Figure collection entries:

.....

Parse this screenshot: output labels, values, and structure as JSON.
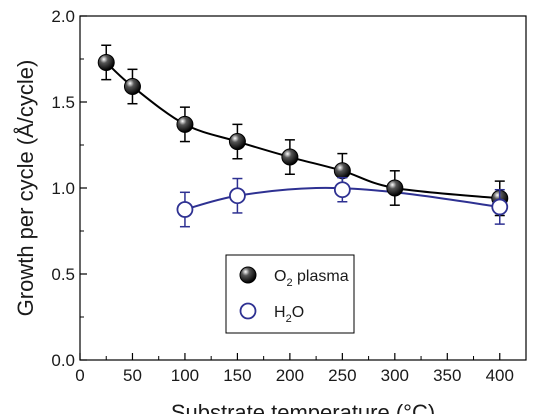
{
  "chart_data": {
    "type": "scatter",
    "xlabel": "Substrate temperature (°C)",
    "ylabel": "Growth per cycle (Å/cycle)",
    "xlim": [
      0,
      425
    ],
    "ylim": [
      0.0,
      2.0
    ],
    "xticks": [
      0,
      50,
      100,
      150,
      200,
      250,
      300,
      350,
      400
    ],
    "yticks": [
      0.0,
      0.5,
      1.0,
      1.5,
      2.0
    ],
    "ytick_labels": [
      "0.0",
      "0.5",
      "1.0",
      "1.5",
      "2.0"
    ],
    "grid": false,
    "legend_placement": "center-bottom",
    "series": [
      {
        "name": "O2 plasma",
        "legend_main": "O",
        "legend_sub": "2",
        "legend_rest": " plasma",
        "marker": "filled-circle",
        "color": "#000000",
        "x": [
          25,
          50,
          100,
          150,
          200,
          250,
          300,
          400
        ],
        "y": [
          1.73,
          1.59,
          1.37,
          1.27,
          1.18,
          1.1,
          1.0,
          0.94
        ],
        "yerr": [
          0.1,
          0.1,
          0.1,
          0.1,
          0.1,
          0.1,
          0.1,
          0.1
        ],
        "fit_color": "#000000"
      },
      {
        "name": "H2O",
        "legend_main": "H",
        "legend_sub": "2",
        "legend_rest": "O",
        "marker": "open-circle",
        "color": "#2e3192",
        "x": [
          100,
          150,
          250,
          400
        ],
        "y": [
          0.875,
          0.955,
          0.99,
          0.89
        ],
        "yerr": [
          0.1,
          0.1,
          0.07,
          0.1
        ],
        "fit_color": "#2e3192"
      }
    ]
  }
}
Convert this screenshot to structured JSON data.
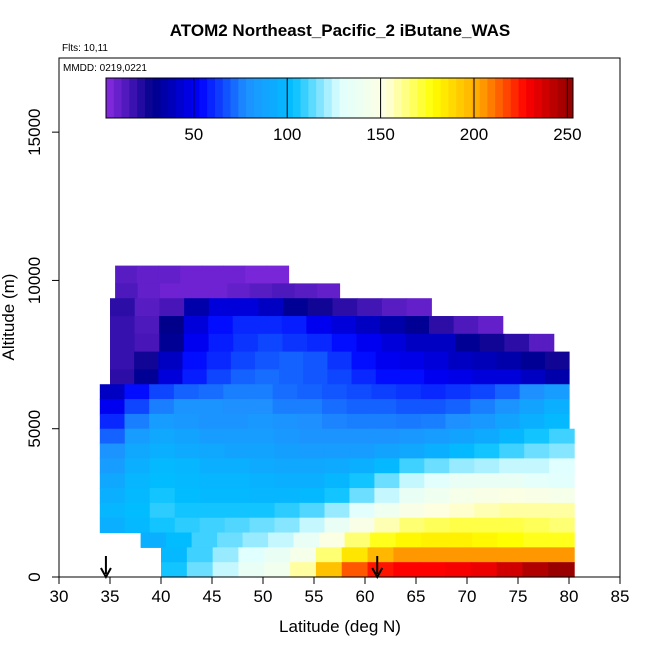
{
  "chart_data": {
    "type": "heatmap",
    "title": "ATOM2 Northeast_Pacific_2 iButane_WAS",
    "annotations": {
      "flights": "Flts: 10,11",
      "dates": "MMDD: 0219,0221"
    },
    "xlabel": "Latitude (deg N)",
    "ylabel": "Altitude (m)",
    "xlim": [
      30,
      85
    ],
    "ylim": [
      0,
      17500
    ],
    "x_ticks": [
      30,
      35,
      40,
      45,
      50,
      55,
      60,
      65,
      70,
      75,
      80,
      85
    ],
    "y_ticks": [
      0,
      5000,
      10000,
      15000
    ],
    "colorbar": {
      "range": [
        3,
        253
      ],
      "ticks": [
        50,
        100,
        150,
        200,
        250
      ],
      "colors": [
        "#8a2be2",
        "#00008b",
        "#0000ff",
        "#1e90ff",
        "#00bfff",
        "#e0ffff",
        "#ffffe0",
        "#ffff00",
        "#ffa500",
        "#ff0000",
        "#8b0000"
      ]
    },
    "profile_markers_lat": [
      34.6,
      61.2
    ],
    "bands": [
      {
        "alt": [
          9900,
          10500
        ],
        "lat": [
          35.5,
          52.5
        ],
        "values": [
          12,
          10,
          10,
          8,
          8,
          8,
          6,
          6
        ]
      },
      {
        "alt": [
          9400,
          9900
        ],
        "lat": [
          35.5,
          57.5
        ],
        "values": [
          14,
          10,
          8,
          8,
          8,
          10,
          12,
          14,
          12,
          10
        ]
      },
      {
        "alt": [
          8800,
          9400
        ],
        "lat": [
          35.0,
          66.5
        ],
        "values": [
          20,
          12,
          15,
          35,
          45,
          45,
          40,
          30,
          25,
          20,
          16,
          12,
          10
        ]
      },
      {
        "alt": [
          8200,
          8800
        ],
        "lat": [
          35.0,
          73.5
        ],
        "values": [
          18,
          14,
          28,
          45,
          55,
          60,
          60,
          58,
          50,
          45,
          40,
          35,
          30,
          20,
          14,
          10
        ]
      },
      {
        "alt": [
          7600,
          8200
        ],
        "lat": [
          35.0,
          78.5
        ],
        "values": [
          18,
          15,
          30,
          50,
          58,
          62,
          65,
          62,
          60,
          55,
          50,
          45,
          40,
          40,
          30,
          25,
          20,
          12
        ]
      },
      {
        "alt": [
          7000,
          7600
        ],
        "lat": [
          35.0,
          80.0
        ],
        "values": [
          18,
          25,
          40,
          55,
          60,
          65,
          68,
          70,
          68,
          62,
          55,
          50,
          48,
          45,
          40,
          38,
          35,
          30,
          25
        ]
      },
      {
        "alt": [
          6500,
          7000
        ],
        "lat": [
          35.0,
          80.0
        ],
        "values": [
          20,
          30,
          45,
          58,
          65,
          70,
          72,
          70,
          68,
          65,
          60,
          55,
          55,
          50,
          48,
          45,
          45,
          40,
          35
        ]
      },
      {
        "alt": [
          6000,
          6500
        ],
        "lat": [
          34.0,
          80.0
        ],
        "values": [
          40,
          55,
          65,
          70,
          72,
          75,
          75,
          72,
          70,
          68,
          66,
          64,
          62,
          60,
          62,
          65,
          70,
          78,
          85
        ]
      },
      {
        "alt": [
          5500,
          6000
        ],
        "lat": [
          34.0,
          80.0
        ],
        "values": [
          50,
          65,
          75,
          80,
          80,
          78,
          78,
          75,
          75,
          72,
          70,
          70,
          68,
          68,
          70,
          75,
          80,
          88,
          95
        ]
      },
      {
        "alt": [
          5000,
          5500
        ],
        "lat": [
          34.0,
          80.0
        ],
        "values": [
          60,
          75,
          85,
          82,
          80,
          80,
          82,
          80,
          78,
          76,
          75,
          75,
          74,
          75,
          78,
          82,
          88,
          95,
          100
        ]
      },
      {
        "alt": [
          4500,
          5000
        ],
        "lat": [
          34.0,
          80.5
        ],
        "values": [
          70,
          85,
          90,
          88,
          85,
          85,
          85,
          82,
          80,
          80,
          80,
          80,
          82,
          85,
          88,
          92,
          98,
          105,
          110
        ]
      },
      {
        "alt": [
          4000,
          4500
        ],
        "lat": [
          34.0,
          80.5
        ],
        "values": [
          80,
          90,
          95,
          92,
          90,
          88,
          88,
          86,
          85,
          85,
          85,
          88,
          90,
          95,
          100,
          105,
          110,
          115,
          118
        ]
      },
      {
        "alt": [
          3500,
          4000
        ],
        "lat": [
          34.0,
          80.5
        ],
        "values": [
          85,
          95,
          100,
          98,
          95,
          95,
          92,
          90,
          90,
          92,
          95,
          100,
          110,
          115,
          120,
          122,
          125,
          125,
          128
        ]
      },
      {
        "alt": [
          3000,
          3500
        ],
        "lat": [
          34.0,
          80.5
        ],
        "values": [
          90,
          98,
          102,
          100,
          98,
          98,
          96,
          95,
          95,
          98,
          105,
          115,
          125,
          130,
          135,
          135,
          135,
          132,
          130
        ]
      },
      {
        "alt": [
          2500,
          3000
        ],
        "lat": [
          34.0,
          80.5
        ],
        "values": [
          95,
          100,
          105,
          102,
          100,
          100,
          98,
          98,
          100,
          105,
          115,
          125,
          135,
          140,
          145,
          148,
          150,
          148,
          145
        ]
      },
      {
        "alt": [
          2000,
          2500
        ],
        "lat": [
          34.0,
          80.5
        ],
        "values": [
          98,
          102,
          108,
          105,
          105,
          105,
          105,
          108,
          112,
          120,
          130,
          140,
          148,
          152,
          155,
          158,
          160,
          160,
          160
        ]
      },
      {
        "alt": [
          1500,
          2000
        ],
        "lat": [
          34.0,
          80.5
        ],
        "values": [
          95,
          100,
          105,
          108,
          110,
          112,
          115,
          118,
          125,
          135,
          148,
          158,
          165,
          168,
          170,
          170,
          170,
          168,
          165
        ]
      },
      {
        "alt": [
          1000,
          1500
        ],
        "lat": [
          38.0,
          80.5
        ],
        "values": [
          95,
          102,
          110,
          115,
          120,
          125,
          135,
          150,
          165,
          175,
          180,
          182,
          182,
          180,
          178,
          175,
          175
        ]
      },
      {
        "alt": [
          500,
          1000
        ],
        "lat": [
          40.0,
          80.5
        ],
        "values": [
          100,
          110,
          120,
          128,
          135,
          145,
          165,
          185,
          198,
          205,
          205,
          205,
          205,
          205,
          205,
          205
        ]
      },
      {
        "alt": [
          0,
          500
        ],
        "lat": [
          40.0,
          80.5
        ],
        "values": [
          105,
          115,
          125,
          135,
          142,
          160,
          195,
          215,
          225,
          228,
          228,
          230,
          232,
          238,
          245,
          250
        ]
      }
    ]
  }
}
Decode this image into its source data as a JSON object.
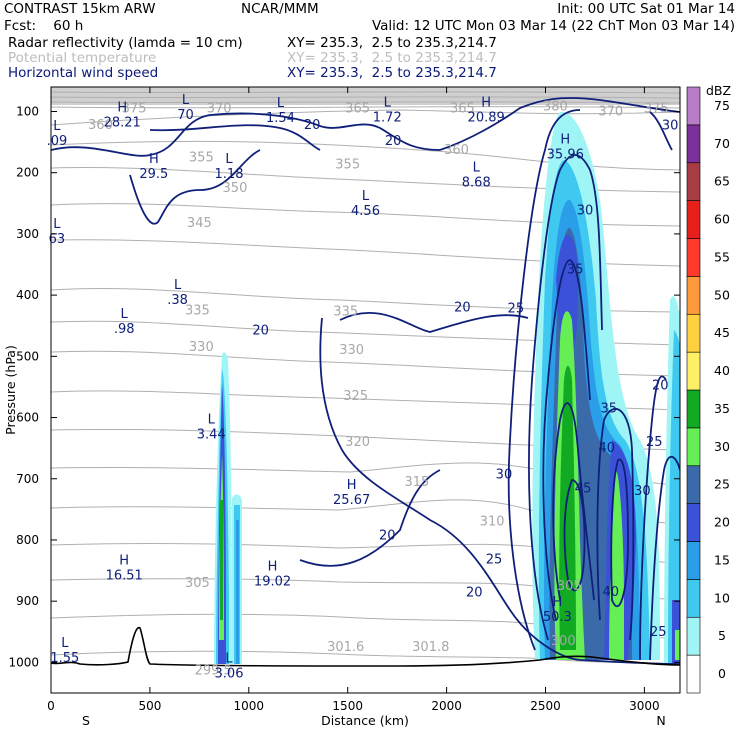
{
  "header": {
    "model": "CONTRAST 15km ARW",
    "org": "NCAR/MMM",
    "init": "Init: 00 UTC Sat 01 Mar 14",
    "fcst": "Fcst:    60 h",
    "valid": "Valid: 12 UTC Mon 03 Mar 14 (22 ChT Mon 03 Mar 14)",
    "fields": [
      {
        "name": "Radar reflectivity (lamda = 10 cm)",
        "xy": "XY= 235.3,  2.5 to 235.3,214.7",
        "color": "#000000"
      },
      {
        "name": "Potential temperature",
        "xy": "XY= 235.3,  2.5 to 235.3,214.7",
        "color": "#bdbdbd"
      },
      {
        "name": "Horizontal wind speed",
        "xy": "XY= 235.3,  2.5 to 235.3,214.7",
        "color": "#0b1a7a"
      }
    ]
  },
  "chart_data": {
    "type": "heatmap",
    "xlabel": "Distance (km)",
    "ylabel": "Pressure (hPa)",
    "xlim": [
      0,
      3180
    ],
    "ylim": [
      1050,
      60
    ],
    "x_ticks": [
      0,
      500,
      1000,
      1500,
      2000,
      2500,
      3000
    ],
    "y_ticks": [
      100,
      200,
      300,
      400,
      500,
      600,
      700,
      800,
      900,
      1000
    ],
    "x_end_labels": {
      "left": "S",
      "right": "N"
    },
    "colorbar": {
      "unit": "dBZ",
      "levels": [
        0,
        5,
        10,
        15,
        20,
        25,
        30,
        35,
        40,
        45,
        50,
        55,
        60,
        65,
        70,
        75
      ],
      "colors": [
        "#ffffff",
        "#9ff5f5",
        "#3fc8f0",
        "#2a9ee8",
        "#3b52d8",
        "#3a6aaa",
        "#66ee55",
        "#11aa22",
        "#fff066",
        "#ffd040",
        "#ff9a3c",
        "#ff3a2a",
        "#e8201c",
        "#a83c44",
        "#7d2f9a",
        "#b87cc8"
      ]
    },
    "reflectivity_cells": [
      {
        "x": 870,
        "top": 490,
        "bottom": 1005,
        "max_dbz": 30
      },
      {
        "x": 935,
        "top": 720,
        "bottom": 1005,
        "max_dbz": 15
      },
      {
        "x": 2600,
        "top": 180,
        "bottom": 1000,
        "max_dbz": 30
      },
      {
        "x": 2870,
        "top": 400,
        "bottom": 1000,
        "max_dbz": 25
      },
      {
        "x": 3130,
        "top": 370,
        "bottom": 1005,
        "max_dbz": 10
      }
    ],
    "theta_labels": [
      {
        "text": "375",
        "x": 420,
        "p": 95
      },
      {
        "text": "370",
        "x": 850,
        "p": 95
      },
      {
        "text": "365",
        "x": 1550,
        "p": 95
      },
      {
        "text": "365",
        "x": 2080,
        "p": 95
      },
      {
        "text": "380",
        "x": 2550,
        "p": 92
      },
      {
        "text": "375",
        "x": 3060,
        "p": 95
      },
      {
        "text": "370",
        "x": 2830,
        "p": 100
      },
      {
        "text": "360",
        "x": 250,
        "p": 122
      },
      {
        "text": "360",
        "x": 2050,
        "p": 163
      },
      {
        "text": "355",
        "x": 760,
        "p": 175
      },
      {
        "text": "355",
        "x": 1500,
        "p": 187
      },
      {
        "text": "350",
        "x": 930,
        "p": 225
      },
      {
        "text": "345",
        "x": 750,
        "p": 282
      },
      {
        "text": "335",
        "x": 740,
        "p": 425
      },
      {
        "text": "335",
        "x": 1490,
        "p": 427
      },
      {
        "text": "330",
        "x": 760,
        "p": 485
      },
      {
        "text": "330",
        "x": 1520,
        "p": 490
      },
      {
        "text": "325",
        "x": 1540,
        "p": 565
      },
      {
        "text": "320",
        "x": 1550,
        "p": 640
      },
      {
        "text": "315",
        "x": 1850,
        "p": 705
      },
      {
        "text": "310",
        "x": 2230,
        "p": 770
      },
      {
        "text": "305",
        "x": 740,
        "p": 870
      },
      {
        "text": "305",
        "x": 2620,
        "p": 875
      },
      {
        "text": "300",
        "x": 2590,
        "p": 965
      },
      {
        "text": "301.6",
        "x": 1490,
        "p": 975
      },
      {
        "text": "301.8",
        "x": 1920,
        "p": 975
      },
      {
        "text": "299.5",
        "x": 820,
        "p": 1013
      }
    ],
    "wind_contour_labels": [
      {
        "text": "20",
        "x": 1320,
        "p": 122
      },
      {
        "text": "20",
        "x": 1730,
        "p": 148
      },
      {
        "text": "20",
        "x": 1060,
        "p": 458
      },
      {
        "text": "20",
        "x": 2080,
        "p": 420
      },
      {
        "text": "25",
        "x": 2350,
        "p": 422
      },
      {
        "text": "30",
        "x": 2700,
        "p": 262
      },
      {
        "text": "35",
        "x": 2650,
        "p": 358
      },
      {
        "text": "35",
        "x": 2820,
        "p": 585
      },
      {
        "text": "40",
        "x": 2810,
        "p": 650
      },
      {
        "text": "45",
        "x": 2690,
        "p": 716
      },
      {
        "text": "40",
        "x": 2830,
        "p": 885
      },
      {
        "text": "30",
        "x": 2290,
        "p": 693
      },
      {
        "text": "30",
        "x": 2990,
        "p": 720
      },
      {
        "text": "25",
        "x": 2240,
        "p": 832
      },
      {
        "text": "25",
        "x": 3050,
        "p": 640
      },
      {
        "text": "25",
        "x": 3070,
        "p": 950
      },
      {
        "text": "20",
        "x": 3080,
        "p": 548
      },
      {
        "text": "20",
        "x": 1700,
        "p": 793
      },
      {
        "text": "20",
        "x": 2140,
        "p": 886
      },
      {
        "text": "30",
        "x": 3130,
        "p": 123
      }
    ],
    "extrema_labels": [
      {
        "kind": "H",
        "value": "28.21",
        "x": 360,
        "p": 100
      },
      {
        "kind": "L",
        "value": "70",
        "x": 680,
        "p": 88
      },
      {
        "kind": "L",
        "value": "1.54",
        "x": 1160,
        "p": 93
      },
      {
        "kind": "L",
        "value": "1.72",
        "x": 1700,
        "p": 92
      },
      {
        "kind": "H",
        "value": "20.89",
        "x": 2200,
        "p": 92
      },
      {
        "kind": "L",
        "value": ".09",
        "x": 30,
        "p": 130
      },
      {
        "kind": "H",
        "value": "29.5",
        "x": 520,
        "p": 184
      },
      {
        "kind": "L",
        "value": "1.18",
        "x": 900,
        "p": 184
      },
      {
        "kind": "L",
        "value": "8.68",
        "x": 2150,
        "p": 198
      },
      {
        "kind": "H",
        "value": "35.96",
        "x": 2600,
        "p": 152
      },
      {
        "kind": "L",
        "value": "4.56",
        "x": 1590,
        "p": 245
      },
      {
        "kind": "L",
        "value": "63",
        "x": 30,
        "p": 290
      },
      {
        "kind": "L",
        "value": ".38",
        "x": 640,
        "p": 390
      },
      {
        "kind": "L",
        "value": ".98",
        "x": 370,
        "p": 437
      },
      {
        "kind": "L",
        "value": "3.44",
        "x": 810,
        "p": 610
      },
      {
        "kind": "H",
        "value": "25.67",
        "x": 1520,
        "p": 717
      },
      {
        "kind": "H",
        "value": "16.51",
        "x": 370,
        "p": 840
      },
      {
        "kind": "H",
        "value": "19.02",
        "x": 1120,
        "p": 850
      },
      {
        "kind": "H",
        "value": "50.3",
        "x": 2560,
        "p": 908
      },
      {
        "kind": "L",
        "value": "1.55",
        "x": 70,
        "p": 975
      },
      {
        "kind": "L",
        "value": "3.06",
        "x": 900,
        "p": 1000
      }
    ]
  }
}
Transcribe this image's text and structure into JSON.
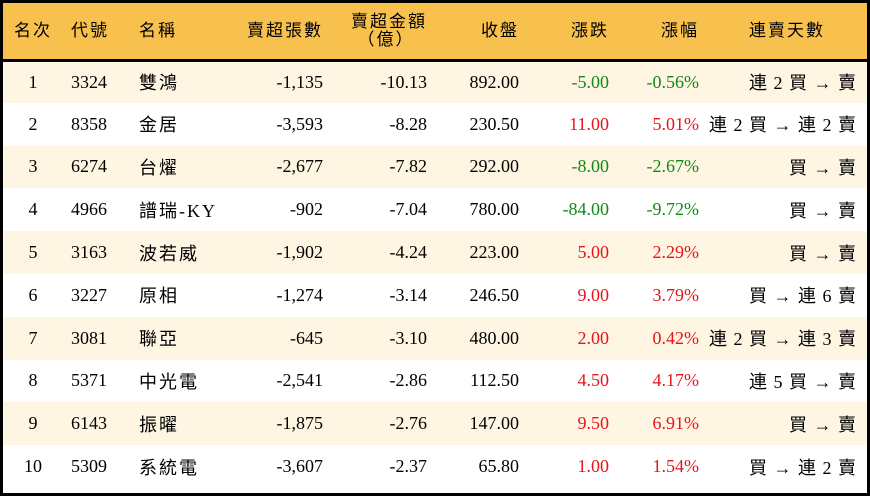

.....

_WORK REQUIRED:_
Look through the entries above; copy every line holding the string "JSON".

_OUTPUT FOR THIS EXERCISE:_
Parse this screenshot: output labels, values, and structure as JSON.
Convert this screenshot to structured JSON data.
Decode this image into its source data as a JSON object.
Transcribe this image's text and structure into JSON.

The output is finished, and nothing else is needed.